--- START OF Material ---

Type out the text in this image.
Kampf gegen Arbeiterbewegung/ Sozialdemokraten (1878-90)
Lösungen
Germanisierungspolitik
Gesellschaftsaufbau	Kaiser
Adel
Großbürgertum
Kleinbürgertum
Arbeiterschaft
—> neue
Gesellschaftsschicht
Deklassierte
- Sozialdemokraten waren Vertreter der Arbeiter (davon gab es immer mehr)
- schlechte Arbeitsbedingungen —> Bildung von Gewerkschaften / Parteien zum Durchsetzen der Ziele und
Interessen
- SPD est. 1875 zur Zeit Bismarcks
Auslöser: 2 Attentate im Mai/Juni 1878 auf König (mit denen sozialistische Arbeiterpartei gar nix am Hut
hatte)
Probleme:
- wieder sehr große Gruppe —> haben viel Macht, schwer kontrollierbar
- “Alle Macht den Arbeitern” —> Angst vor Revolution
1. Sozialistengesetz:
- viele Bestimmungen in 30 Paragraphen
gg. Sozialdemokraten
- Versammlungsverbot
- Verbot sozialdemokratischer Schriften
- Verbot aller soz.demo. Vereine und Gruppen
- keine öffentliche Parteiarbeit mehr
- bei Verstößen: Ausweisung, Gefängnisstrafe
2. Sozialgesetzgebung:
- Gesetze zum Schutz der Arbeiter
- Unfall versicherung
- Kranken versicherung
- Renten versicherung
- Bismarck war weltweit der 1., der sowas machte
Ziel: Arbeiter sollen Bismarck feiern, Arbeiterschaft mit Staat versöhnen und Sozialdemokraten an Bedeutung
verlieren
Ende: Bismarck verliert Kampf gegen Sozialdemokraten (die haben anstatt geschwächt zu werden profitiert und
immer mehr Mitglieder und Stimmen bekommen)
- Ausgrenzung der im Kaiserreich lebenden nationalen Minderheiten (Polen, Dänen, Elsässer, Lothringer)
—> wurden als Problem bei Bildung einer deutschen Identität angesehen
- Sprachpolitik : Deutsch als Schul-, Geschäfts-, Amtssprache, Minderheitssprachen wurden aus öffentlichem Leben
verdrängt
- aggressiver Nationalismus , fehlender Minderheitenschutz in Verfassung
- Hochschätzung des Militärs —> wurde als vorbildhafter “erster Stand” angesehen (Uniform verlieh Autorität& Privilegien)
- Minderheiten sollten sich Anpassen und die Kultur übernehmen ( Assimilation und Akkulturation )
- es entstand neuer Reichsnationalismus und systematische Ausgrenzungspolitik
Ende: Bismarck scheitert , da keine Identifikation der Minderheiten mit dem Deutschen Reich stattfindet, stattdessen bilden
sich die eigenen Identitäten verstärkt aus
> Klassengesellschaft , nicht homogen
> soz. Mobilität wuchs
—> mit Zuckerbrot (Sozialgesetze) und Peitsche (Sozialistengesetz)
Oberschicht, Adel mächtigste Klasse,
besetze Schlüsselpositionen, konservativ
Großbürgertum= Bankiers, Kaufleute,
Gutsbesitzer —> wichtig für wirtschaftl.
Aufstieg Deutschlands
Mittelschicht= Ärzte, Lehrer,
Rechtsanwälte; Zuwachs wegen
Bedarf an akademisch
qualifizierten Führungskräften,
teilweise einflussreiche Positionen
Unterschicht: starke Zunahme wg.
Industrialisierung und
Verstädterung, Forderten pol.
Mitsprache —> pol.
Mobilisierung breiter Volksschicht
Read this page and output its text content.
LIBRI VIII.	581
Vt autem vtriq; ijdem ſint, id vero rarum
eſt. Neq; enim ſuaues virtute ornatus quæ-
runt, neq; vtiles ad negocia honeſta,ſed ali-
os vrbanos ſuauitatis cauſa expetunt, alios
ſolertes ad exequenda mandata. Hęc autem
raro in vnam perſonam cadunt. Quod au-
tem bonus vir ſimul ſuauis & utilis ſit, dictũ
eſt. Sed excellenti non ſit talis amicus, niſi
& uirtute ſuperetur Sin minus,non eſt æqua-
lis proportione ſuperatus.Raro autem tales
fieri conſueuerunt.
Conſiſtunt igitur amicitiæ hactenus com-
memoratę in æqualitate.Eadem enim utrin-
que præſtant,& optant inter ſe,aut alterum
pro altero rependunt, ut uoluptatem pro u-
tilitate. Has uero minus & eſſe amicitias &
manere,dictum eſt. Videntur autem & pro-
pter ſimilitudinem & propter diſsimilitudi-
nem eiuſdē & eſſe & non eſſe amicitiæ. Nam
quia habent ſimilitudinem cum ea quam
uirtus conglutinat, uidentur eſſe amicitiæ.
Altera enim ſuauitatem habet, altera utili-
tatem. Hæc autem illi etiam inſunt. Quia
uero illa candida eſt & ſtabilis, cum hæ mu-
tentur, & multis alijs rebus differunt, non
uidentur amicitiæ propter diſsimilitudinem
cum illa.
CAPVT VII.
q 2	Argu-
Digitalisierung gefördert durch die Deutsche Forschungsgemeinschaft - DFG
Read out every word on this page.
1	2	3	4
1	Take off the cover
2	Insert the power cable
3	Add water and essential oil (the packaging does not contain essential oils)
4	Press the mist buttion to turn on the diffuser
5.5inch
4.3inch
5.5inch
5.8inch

--- END OF Material ---

## What you should do
Going through the data, tally the lines containing "enim" and report only the result.

## Exercise solution
3